═══ DATA ROWS ═══

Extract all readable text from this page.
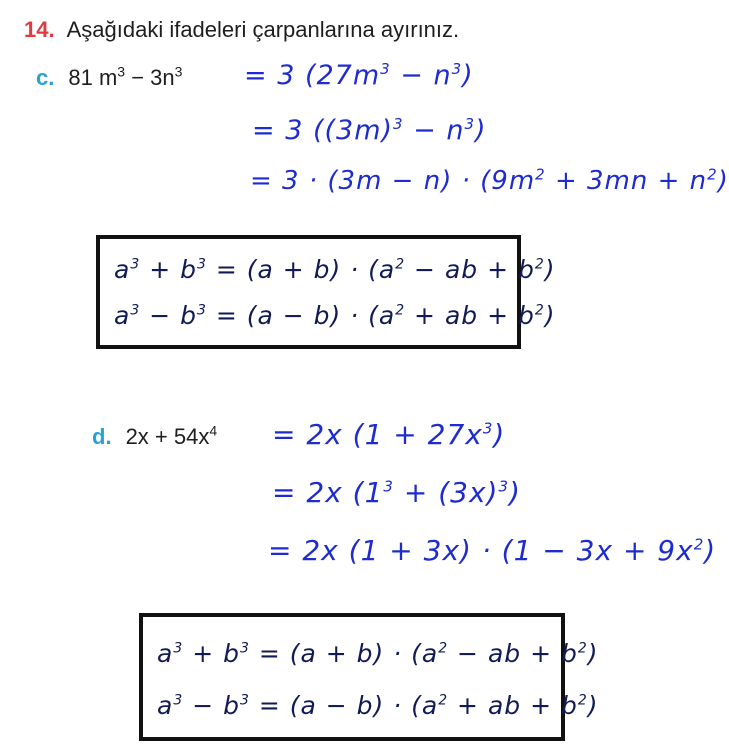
14. Aşağıdaki ifadeleri çarpanlarına ayırınız.
c. 81 $m^3 - 3n^3 = 3$ $(27m^3 - n^3)$
= 3 $((3m)^3 - n^3)$
= $3 \cdot (3m - n) \cdot (9m^2 + 3mn + n^2)$
$a^3 + b^3 = (a + b) \cdot (a^2$ − ab + $b^2$)
$a^3 - b^3 = (a - b) \cdot (a^2$ + ab + $b^2$)
d. $2x + 54x^4 = 2x$ $(1 + 27x^3)$
= 2x $(1^3 + (3x)^3)$
= 2x $(1 + 3x) \cdot (1 - 3x + 9x^2)$
$a^3 + b^3 = (a + b) \cdot (a^2$ − ab + $b^2$)
$a^3 - b^3 = (a - b) \cdot (a^2$ + ab + $b^2$)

═══

◆ YOUR INSTRUCTIONS
Quote every record above exactly, omitting any pictures they contain.

◆ ANSWER IN FULL
Extract all readable text from this page.
14. Aşağıdaki ifadeleri çarpanlarına ayırınız.
c. 81 $m^3 - 3n^3 = 3$ $(27m^3 - n^3)$
= 3 $((3m)^3 - n^3)$
= $3 \cdot (3m - n) \cdot (9m^2 + 3mn + n^2)$
$a^3 + b^3 = (a + b) \cdot (a^2$ − ab + $b^2$)
$a^3 - b^3 = (a - b) \cdot (a^2$ + ab + $b^2$)
d. $2x + 54x^4 = 2x$ $(1 + 27x^3)$
= 2x $(1^3 + (3x)^3)$
= 2x $(1 + 3x) \cdot (1 - 3x + 9x^2)$
$a^3 + b^3 = (a + b) \cdot (a^2$ − ab + $b^2$)
$a^3 - b^3 = (a - b) \cdot (a^2$ + ab + $b^2$)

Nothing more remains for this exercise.